> _What to do_
Every entry below should be repeated exactly; the pictures should not.
★ ★ ★ ★ ★ ★ ★
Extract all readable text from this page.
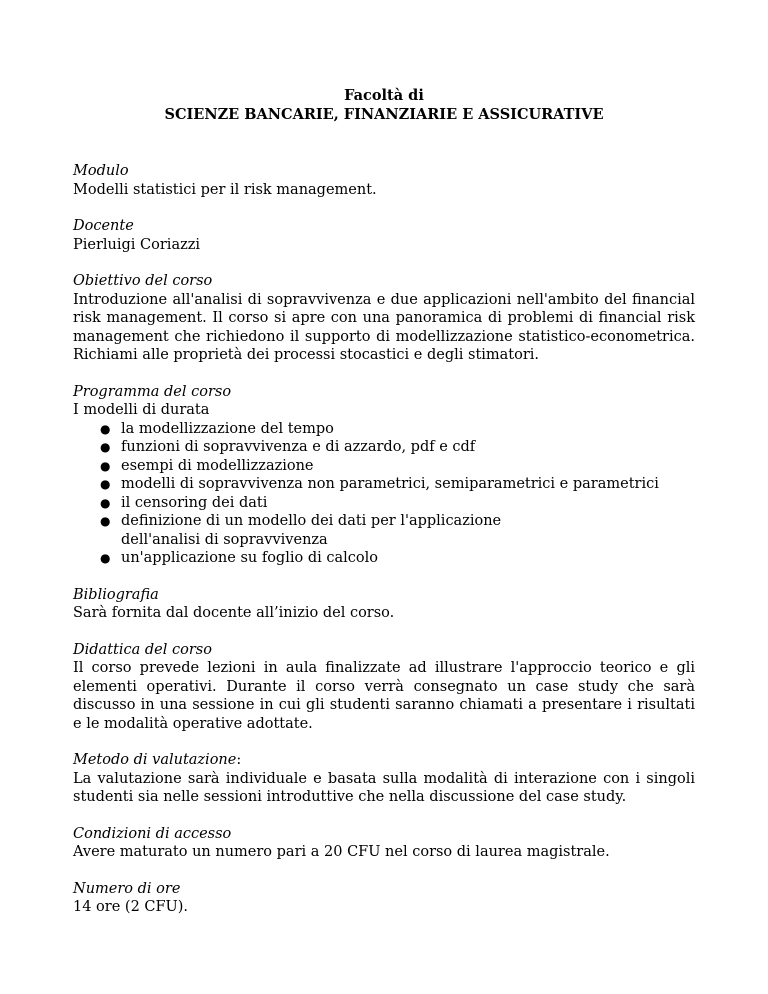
Facoltà di
SCIENZE BANCARIE, FINANZIARIE E ASSICURATIVE

Modulo

Modelli statistici per il risk management.

Docente

Pierluigi Coriazzi

Obiettivo del corso

Introduzione all'analisi di sopravvivenza e due applicazioni nell'ambito del financial risk management. Il corso si apre con una panoramica di problemi di financial risk management che richiedono il supporto di modellizzazione statistico-econometrica. Richiami alle proprietà dei processi stocastici e degli stimatori.

Programma del corso

I modelli di durata

● la modellizzazione del tempo
● funzioni di sopravvivenza e di azzardo, pdf e cdf
● esempi di modellizzazione
● modelli di sopravvivenza non parametrici, semiparametrici e parametrici
● il censoring dei dati
● definizione di un modello dei dati per l'applicazione dell'analisi di sopravvivenza
● un'applicazione su foglio di calcolo

Bibliografia

Sarà fornita dal docente all’inizio del corso.

Didattica del corso

Il corso prevede lezioni in aula finalizzate ad illustrare l'approccio teorico e gli elementi operativi. Durante il corso verrà consegnato un case study che sarà discusso in una sessione in cui gli studenti saranno chiamati a presentare i risultati e le modalità operative adottate.

Metodo di valutazione:

La valutazione sarà individuale e basata sulla modalità di interazione con i singoli studenti sia nelle sessioni introduttive che nella discussione del case study.

Condizioni di accesso

Avere maturato un numero pari a 20 CFU nel corso di laurea magistrale.

Numero di ore

14 ore (2 CFU).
★ ★ ★ ★ ★ ★ ★
> _Completed task_
Extract all readable text from this page.
Facoltà di
SCIENZE BANCARIE, FINANZIARIE E ASSICURATIVE

Modulo

Modelli statistici per il risk management.

Docente

Pierluigi Coriazzi

Obiettivo del corso

Introduzione all'analisi di sopravvivenza e due applicazioni nell'ambito del financial risk management. Il corso si apre con una panoramica di problemi di financial risk management che richiedono il supporto di modellizzazione statistico-econometrica. Richiami alle proprietà dei processi stocastici e degli stimatori.

Programma del corso

I modelli di durata

● la modellizzazione del tempo
● funzioni di sopravvivenza e di azzardo, pdf e cdf
● esempi di modellizzazione
● modelli di sopravvivenza non parametrici, semiparametrici e parametrici
● il censoring dei dati
● definizione di un modello dei dati per l'applicazione dell'analisi di sopravvivenza
● un'applicazione su foglio di calcolo

Bibliografia

Sarà fornita dal docente all’inizio del corso.

Didattica del corso

Il corso prevede lezioni in aula finalizzate ad illustrare l'approccio teorico e gli elementi operativi. Durante il corso verrà consegnato un case study che sarà discusso in una sessione in cui gli studenti saranno chiamati a presentare i risultati e le modalità operative adottate.

Metodo di valutazione:

La valutazione sarà individuale e basata sulla modalità di interazione con i singoli studenti sia nelle sessioni introduttive che nella discussione del case study.

Condizioni di accesso

Avere maturato un numero pari a 20 CFU nel corso di laurea magistrale.

Numero di ore

14 ore (2 CFU).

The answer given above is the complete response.